**WHAT YOU HAVE TO DO:**
Repeat the whole listing exactly.

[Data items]
-------------------------

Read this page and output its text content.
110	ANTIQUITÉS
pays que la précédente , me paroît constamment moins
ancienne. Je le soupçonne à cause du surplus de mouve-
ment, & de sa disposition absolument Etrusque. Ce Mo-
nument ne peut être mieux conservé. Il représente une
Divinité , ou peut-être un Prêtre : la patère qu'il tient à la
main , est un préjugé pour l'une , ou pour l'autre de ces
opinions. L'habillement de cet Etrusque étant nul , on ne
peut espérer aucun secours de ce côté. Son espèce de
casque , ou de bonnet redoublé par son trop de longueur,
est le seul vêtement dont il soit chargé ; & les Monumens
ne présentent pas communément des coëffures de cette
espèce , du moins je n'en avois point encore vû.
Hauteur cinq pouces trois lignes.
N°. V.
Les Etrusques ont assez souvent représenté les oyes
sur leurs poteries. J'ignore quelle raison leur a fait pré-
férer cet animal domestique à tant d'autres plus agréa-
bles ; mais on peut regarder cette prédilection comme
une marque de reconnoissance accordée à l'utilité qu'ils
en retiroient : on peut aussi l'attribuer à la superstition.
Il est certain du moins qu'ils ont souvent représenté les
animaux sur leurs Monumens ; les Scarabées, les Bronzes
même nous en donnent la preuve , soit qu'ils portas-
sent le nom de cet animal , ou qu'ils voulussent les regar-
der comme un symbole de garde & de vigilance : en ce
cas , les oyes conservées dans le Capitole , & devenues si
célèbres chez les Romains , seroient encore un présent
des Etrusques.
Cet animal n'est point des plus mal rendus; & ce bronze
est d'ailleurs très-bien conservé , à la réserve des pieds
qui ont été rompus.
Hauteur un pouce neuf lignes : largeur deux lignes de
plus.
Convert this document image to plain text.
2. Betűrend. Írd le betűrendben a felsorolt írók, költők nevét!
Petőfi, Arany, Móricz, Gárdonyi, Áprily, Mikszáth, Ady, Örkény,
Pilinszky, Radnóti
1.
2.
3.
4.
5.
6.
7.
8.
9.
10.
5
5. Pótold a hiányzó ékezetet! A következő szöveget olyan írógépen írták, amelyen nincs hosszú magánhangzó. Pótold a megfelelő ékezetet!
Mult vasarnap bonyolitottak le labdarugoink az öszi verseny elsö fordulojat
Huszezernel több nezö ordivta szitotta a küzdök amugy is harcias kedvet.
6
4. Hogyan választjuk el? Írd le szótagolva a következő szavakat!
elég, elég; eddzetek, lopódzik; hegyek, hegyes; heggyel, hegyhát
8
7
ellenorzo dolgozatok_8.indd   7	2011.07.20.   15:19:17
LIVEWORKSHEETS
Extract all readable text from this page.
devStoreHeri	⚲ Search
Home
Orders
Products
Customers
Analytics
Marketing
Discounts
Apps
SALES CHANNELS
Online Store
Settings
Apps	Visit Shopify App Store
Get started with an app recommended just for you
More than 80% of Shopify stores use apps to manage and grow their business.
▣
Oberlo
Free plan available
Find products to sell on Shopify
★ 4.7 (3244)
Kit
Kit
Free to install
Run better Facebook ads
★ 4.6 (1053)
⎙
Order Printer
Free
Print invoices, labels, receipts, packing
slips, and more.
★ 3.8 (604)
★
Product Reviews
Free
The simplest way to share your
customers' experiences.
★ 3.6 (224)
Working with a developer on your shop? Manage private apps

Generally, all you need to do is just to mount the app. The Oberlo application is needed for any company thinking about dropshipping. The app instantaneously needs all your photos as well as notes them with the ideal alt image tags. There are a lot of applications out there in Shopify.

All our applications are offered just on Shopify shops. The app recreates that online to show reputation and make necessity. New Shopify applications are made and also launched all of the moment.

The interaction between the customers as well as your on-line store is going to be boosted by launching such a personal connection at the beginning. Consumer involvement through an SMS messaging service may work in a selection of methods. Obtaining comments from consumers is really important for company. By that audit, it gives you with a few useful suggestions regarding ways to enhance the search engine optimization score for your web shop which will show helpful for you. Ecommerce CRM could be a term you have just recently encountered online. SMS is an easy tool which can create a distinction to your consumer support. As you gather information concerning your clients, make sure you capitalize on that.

-------------------------

**TASK OUTPUT:**
Read this page and output its text content.
110	ANTIQUITÉS
pays que la précédente , me paroît constamment moins
ancienne. Je le soupçonne à cause du surplus de mouve-
ment, & de sa disposition absolument Etrusque. Ce Mo-
nument ne peut être mieux conservé. Il représente une
Divinité , ou peut-être un Prêtre : la patère qu'il tient à la
main , est un préjugé pour l'une , ou pour l'autre de ces
opinions. L'habillement de cet Etrusque étant nul , on ne
peut espérer aucun secours de ce côté. Son espèce de
casque , ou de bonnet redoublé par son trop de longueur,
est le seul vêtement dont il soit chargé ; & les Monumens
ne présentent pas communément des coëffures de cette
espèce , du moins je n'en avois point encore vû.
Hauteur cinq pouces trois lignes.
N°. V.
Les Etrusques ont assez souvent représenté les oyes
sur leurs poteries. J'ignore quelle raison leur a fait pré-
férer cet animal domestique à tant d'autres plus agréa-
bles ; mais on peut regarder cette prédilection comme
une marque de reconnoissance accordée à l'utilité qu'ils
en retiroient : on peut aussi l'attribuer à la superstition.
Il est certain du moins qu'ils ont souvent représenté les
animaux sur leurs Monumens ; les Scarabées, les Bronzes
même nous en donnent la preuve , soit qu'ils portas-
sent le nom de cet animal , ou qu'ils voulussent les regar-
der comme un symbole de garde & de vigilance : en ce
cas , les oyes conservées dans le Capitole , & devenues si
célèbres chez les Romains , seroient encore un présent
des Etrusques.
Cet animal n'est point des plus mal rendus; & ce bronze
est d'ailleurs très-bien conservé , à la réserve des pieds
qui ont été rompus.
Hauteur un pouce neuf lignes : largeur deux lignes de
plus.
Convert this document image to plain text.
2. Betűrend. Írd le betűrendben a felsorolt írók, költők nevét!
Petőfi, Arany, Móricz, Gárdonyi, Áprily, Mikszáth, Ady, Örkény,
Pilinszky, Radnóti
1.
2.
3.
4.
5.
6.
7.
8.
9.
10.
5
5. Pótold a hiányzó ékezetet! A következő szöveget olyan írógépen írták, amelyen nincs hosszú magánhangzó. Pótold a megfelelő ékezetet!
Mult vasarnap bonyolitottak le labdarugoink az öszi verseny elsö fordulojat
Huszezernel több nezö ordivta szitotta a küzdök amugy is harcias kedvet.
6
4. Hogyan választjuk el? Írd le szótagolva a következő szavakat!
elég, elég; eddzetek, lopódzik; hegyek, hegyes; heggyel, hegyhát
8
7
ellenorzo dolgozatok_8.indd   7	2011.07.20.   15:19:17
LIVEWORKSHEETS
Extract all readable text from this page.
devStoreHeri	⚲ Search
Home
Orders
Products
Customers
Analytics
Marketing
Discounts
Apps
SALES CHANNELS
Online Store
Settings
Apps	Visit Shopify App Store
Get started with an app recommended just for you
More than 80% of Shopify stores use apps to manage and grow their business.
▣
Oberlo
Free plan available
Find products to sell on Shopify
★ 4.7 (3244)
Kit
Kit
Free to install
Run better Facebook ads
★ 4.6 (1053)
⎙
Order Printer
Free
Print invoices, labels, receipts, packing
slips, and more.
★ 3.8 (604)
★
Product Reviews
Free
The simplest way to share your
customers' experiences.
★ 3.6 (224)
Working with a developer on your shop? Manage private apps

Generally, all you need to do is just to mount the app. The Oberlo application is needed for any company thinking about dropshipping. The app instantaneously needs all your photos as well as notes them with the ideal alt image tags. There are a lot of applications out there in Shopify.

All our applications are offered just on Shopify shops. The app recreates that online to show reputation and make necessity. New Shopify applications are made and also launched all of the moment.

The interaction between the customers as well as your on-line store is going to be boosted by launching such a personal connection at the beginning. Consumer involvement through an SMS messaging service may work in a selection of methods. Obtaining comments from consumers is really important for company. By that audit, it gives you with a few useful suggestions regarding ways to enhance the search engine optimization score for your web shop which will show helpful for you. Ecommerce CRM could be a term you have just recently encountered online. SMS is an easy tool which can create a distinction to your consumer support. As you gather information concerning your clients, make sure you capitalize on that.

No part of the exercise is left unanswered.